== TEXTE FOURNI ==
Questions de lecteurs
● Au cours de l’année dernière, j’ai eu quelques difficultés d’ordre financier, et depuis que je lis vos publications, je me demande si j’agirais honnêtement en déposant mon bilan. La Bible dit-elle quelque chose à ce sujet ?
Il est évident que la Bible ne parle pas des lois qui, à notre époque, régissent la faillite ; elle nous apprend cependant que les personnes qui ne payaient pas leurs dettes étaient jetées en prison (Mat. 18:23-34). Toutefois, en partant de ce qu’elle dit à ce propos, nous pouvons voir comment les chrétiens doivent envisager cette question. Considérons donc en premier lieu ce qu’est la faillite, conformément aux lois actuellement en vigueur. Ensuite, nous examinerons ce qui est écrit dans la Bible sur cette question et les conseils qu’elle donne.
Dans de nombreux pays, la faillite est soumise à des lois. Quoique ces règles varient selon les lieux, elles ont ordinairement un double but. Afin de protéger les hommes d’affaires ou les créanciers contre celui qui laisserait accumuler ses dettes et refuserait ensuite de remplir ses engagements, les créanciers ont le droit de l’obliger à se déclarer en faillite, et de faire vendre ses biens pour en distribuer la valeur à chacun d’eux. D’autre part, la loi vise à protéger le débiteur honnête qui, sans le vouloir, se trouve dans l’impossibilité absolue de satisfaire aux demandes de ses créanciers ; on lui permet alors de demander le bénéfice de la faillite. Dans ce cas, ses biens servent à payer une partie de ses dettes, mais il n’est pas tenu de tout remettre au liquidateur ; il peut, par exemple, garder sa maison. On l’autorise à se remettre au travail, en le libérant de la menace de nouvelles contraintes et de nouvelles pertes de la part de ses anciens créanciers.
Ces lois sont donc destinées à protéger les deux parties engagées dans des affaires commerciales ou financières. L’origine du mot “banqueroute” illustre bien cette nécessité de protéger les deux parties. Ce mot est emprunté à l’italien, d’une expression signifiant “banc rompu”. Au Moyen Âge, la coutume voulait que les bancs ou comptoirs du commerçant qui n’acquittait pas ses dettes fussent brisés. Sous la loi romaine des Douze Tables, la peine était encore plus sévère ; les créanciers avaient le droit, en dernier ressort, de couper le corps du débiteur en morceaux qu’ils se partageaient entre eux.
===
• **CONSIGNE A**: Recopiez mot pour mot le passage du texte sur la faillite qui s'ouvre sur les mots « Il est évident » et se clôt sur « conseils qu’elle donne. ».
Le texte et les entrées qui suivent sont des documents sans rapport entre eux.
== DONNÉES SOURCES ==
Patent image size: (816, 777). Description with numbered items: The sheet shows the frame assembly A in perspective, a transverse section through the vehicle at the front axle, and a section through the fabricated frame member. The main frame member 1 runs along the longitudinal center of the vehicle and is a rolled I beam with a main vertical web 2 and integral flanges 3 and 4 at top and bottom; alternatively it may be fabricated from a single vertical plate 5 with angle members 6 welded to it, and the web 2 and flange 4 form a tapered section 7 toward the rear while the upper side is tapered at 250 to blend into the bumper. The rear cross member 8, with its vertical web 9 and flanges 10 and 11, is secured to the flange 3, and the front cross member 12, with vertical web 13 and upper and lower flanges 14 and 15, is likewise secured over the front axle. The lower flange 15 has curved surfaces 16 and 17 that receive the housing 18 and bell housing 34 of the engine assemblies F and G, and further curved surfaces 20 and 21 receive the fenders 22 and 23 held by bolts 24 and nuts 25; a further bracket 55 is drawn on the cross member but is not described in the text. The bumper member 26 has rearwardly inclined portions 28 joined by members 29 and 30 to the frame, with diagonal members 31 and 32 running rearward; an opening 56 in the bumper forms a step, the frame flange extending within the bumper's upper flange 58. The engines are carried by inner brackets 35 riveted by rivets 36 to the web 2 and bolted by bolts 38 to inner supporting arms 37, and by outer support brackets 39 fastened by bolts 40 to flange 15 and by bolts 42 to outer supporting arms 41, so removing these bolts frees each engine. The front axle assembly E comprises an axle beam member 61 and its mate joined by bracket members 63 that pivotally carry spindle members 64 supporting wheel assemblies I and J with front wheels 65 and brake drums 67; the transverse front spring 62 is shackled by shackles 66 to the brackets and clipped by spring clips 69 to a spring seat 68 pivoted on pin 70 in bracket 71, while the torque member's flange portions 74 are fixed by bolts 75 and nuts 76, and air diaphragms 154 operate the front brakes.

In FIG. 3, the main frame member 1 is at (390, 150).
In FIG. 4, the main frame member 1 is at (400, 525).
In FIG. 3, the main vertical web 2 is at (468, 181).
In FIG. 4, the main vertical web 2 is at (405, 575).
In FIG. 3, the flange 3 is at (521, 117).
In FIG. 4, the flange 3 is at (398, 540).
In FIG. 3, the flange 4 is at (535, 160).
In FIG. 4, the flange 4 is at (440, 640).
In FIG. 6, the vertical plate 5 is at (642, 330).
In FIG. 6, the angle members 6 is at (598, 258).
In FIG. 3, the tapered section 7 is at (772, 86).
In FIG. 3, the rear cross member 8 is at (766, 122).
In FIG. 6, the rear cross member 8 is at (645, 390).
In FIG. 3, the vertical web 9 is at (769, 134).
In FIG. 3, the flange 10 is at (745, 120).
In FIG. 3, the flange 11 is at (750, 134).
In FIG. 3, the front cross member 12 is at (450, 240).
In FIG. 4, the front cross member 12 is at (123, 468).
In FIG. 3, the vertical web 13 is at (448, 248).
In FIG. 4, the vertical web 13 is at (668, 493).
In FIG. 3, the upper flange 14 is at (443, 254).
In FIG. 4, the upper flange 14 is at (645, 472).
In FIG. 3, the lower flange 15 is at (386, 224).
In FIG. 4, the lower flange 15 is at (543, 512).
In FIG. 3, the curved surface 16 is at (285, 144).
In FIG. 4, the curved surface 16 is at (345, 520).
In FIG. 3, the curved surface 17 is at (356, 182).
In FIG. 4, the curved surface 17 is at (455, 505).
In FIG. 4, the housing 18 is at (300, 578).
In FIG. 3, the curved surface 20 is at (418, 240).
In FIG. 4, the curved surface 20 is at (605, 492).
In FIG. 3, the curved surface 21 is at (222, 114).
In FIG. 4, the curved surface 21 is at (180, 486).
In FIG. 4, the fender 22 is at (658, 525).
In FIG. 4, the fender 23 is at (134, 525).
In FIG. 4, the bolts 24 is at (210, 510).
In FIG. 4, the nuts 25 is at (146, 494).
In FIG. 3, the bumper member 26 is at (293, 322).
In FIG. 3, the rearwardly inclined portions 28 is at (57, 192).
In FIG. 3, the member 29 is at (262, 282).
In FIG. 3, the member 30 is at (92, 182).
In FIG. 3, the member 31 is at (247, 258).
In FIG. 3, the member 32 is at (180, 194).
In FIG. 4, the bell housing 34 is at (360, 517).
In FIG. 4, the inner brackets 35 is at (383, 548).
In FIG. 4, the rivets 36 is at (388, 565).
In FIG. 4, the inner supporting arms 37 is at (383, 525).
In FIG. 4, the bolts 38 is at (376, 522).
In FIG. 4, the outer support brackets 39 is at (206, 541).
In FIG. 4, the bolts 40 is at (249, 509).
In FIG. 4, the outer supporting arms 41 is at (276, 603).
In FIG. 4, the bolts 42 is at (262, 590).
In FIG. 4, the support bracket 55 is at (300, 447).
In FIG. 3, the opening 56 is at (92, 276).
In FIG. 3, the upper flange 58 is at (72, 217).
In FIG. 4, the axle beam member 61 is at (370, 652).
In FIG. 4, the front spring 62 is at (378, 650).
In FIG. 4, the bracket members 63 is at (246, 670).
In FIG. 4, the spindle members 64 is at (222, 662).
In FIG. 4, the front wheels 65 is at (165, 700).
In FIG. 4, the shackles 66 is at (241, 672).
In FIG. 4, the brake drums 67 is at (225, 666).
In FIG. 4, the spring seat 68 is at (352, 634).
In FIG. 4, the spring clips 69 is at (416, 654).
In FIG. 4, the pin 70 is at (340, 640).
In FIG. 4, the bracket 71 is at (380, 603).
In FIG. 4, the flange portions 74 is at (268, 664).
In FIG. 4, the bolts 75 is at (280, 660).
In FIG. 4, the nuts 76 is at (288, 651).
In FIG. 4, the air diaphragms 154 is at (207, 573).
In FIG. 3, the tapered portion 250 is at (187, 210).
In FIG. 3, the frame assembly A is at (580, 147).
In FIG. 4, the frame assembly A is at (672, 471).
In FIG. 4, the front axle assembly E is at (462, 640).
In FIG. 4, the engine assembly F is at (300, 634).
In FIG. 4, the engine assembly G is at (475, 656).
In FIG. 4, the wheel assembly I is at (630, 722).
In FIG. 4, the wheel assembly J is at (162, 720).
===
== DONNÉES SOURCES ==
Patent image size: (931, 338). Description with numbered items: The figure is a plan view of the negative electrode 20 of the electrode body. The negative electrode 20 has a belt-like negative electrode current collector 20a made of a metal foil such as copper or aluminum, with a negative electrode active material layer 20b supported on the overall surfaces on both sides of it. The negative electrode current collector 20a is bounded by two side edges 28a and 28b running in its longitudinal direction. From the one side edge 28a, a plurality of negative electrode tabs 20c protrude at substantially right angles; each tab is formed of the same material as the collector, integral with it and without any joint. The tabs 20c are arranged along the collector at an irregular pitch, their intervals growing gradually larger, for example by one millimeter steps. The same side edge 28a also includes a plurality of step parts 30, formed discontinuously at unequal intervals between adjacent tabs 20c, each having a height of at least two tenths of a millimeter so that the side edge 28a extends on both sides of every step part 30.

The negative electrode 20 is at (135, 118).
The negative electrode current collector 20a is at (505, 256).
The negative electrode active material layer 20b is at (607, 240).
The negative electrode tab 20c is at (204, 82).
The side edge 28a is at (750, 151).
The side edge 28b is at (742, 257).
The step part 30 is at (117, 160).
===
• **CONSIGNE B**: Dans les entrées, transcrivez à l'identique les lignes allant de celle qui contient « Patent image size: (931, 338). » jusqu'à celle qui contient « The step part 30 is at (117, 160). », ces deux lignes comprises.

• **RÉPONSE ATTENDUE A**:
Il est évident que la Bible ne parle pas des lois qui, à notre époque, régissent la faillite ; elle nous apprend cependant que les personnes qui ne payaient pas leurs dettes étaient jetées en prison (Mat. 18:23-34). Toutefois, en partant de ce qu’elle dit à ce propos, nous pouvons voir comment les chrétiens doivent envisager cette question. Considérons donc en premier lieu ce qu’est la faillite, conformément aux lois actuellement en vigueur. Ensuite, nous examinerons ce qui est écrit dans la Bible sur cette question et les conseils qu’elle donne.

• **RÉPONSE ATTENDUE B**:
Patent image size: (931, 338). Description with numbered items: The figure is a plan view of the negative electrode 20 of the electrode body. The negative electrode 20 has a belt-like negative electrode current collector 20a made of a metal foil such as copper or aluminum, with a negative electrode active material layer 20b supported on the overall surfaces on both sides of it. The negative electrode current collector 20a is bounded by two side edges 28a and 28b running in its longitudinal direction. From the one side edge 28a, a plurality of negative electrode tabs 20c protrude at substantially right angles; each tab is formed of the same material as the collector, integral with it and without any joint. The tabs 20c are arranged along the collector at an irregular pitch, their intervals growing gradually larger, for example by one millimeter steps. The same side edge 28a also includes a plurality of step parts 30, formed discontinuously at unequal intervals between adjacent tabs 20c, each having a height of at least two tenths of a millimeter so that the side edge 28a extends on both sides of every step part 30.

The negative electrode 20 is at (135, 118).
The negative electrode current collector 20a is at (505, 256).
The negative electrode active material layer 20b is at (607, 240).
The negative electrode tab 20c is at (204, 82).
The side edge 28a is at (750, 151).
The side edge 28b is at (742, 257).
The step part 30 is at (117, 160).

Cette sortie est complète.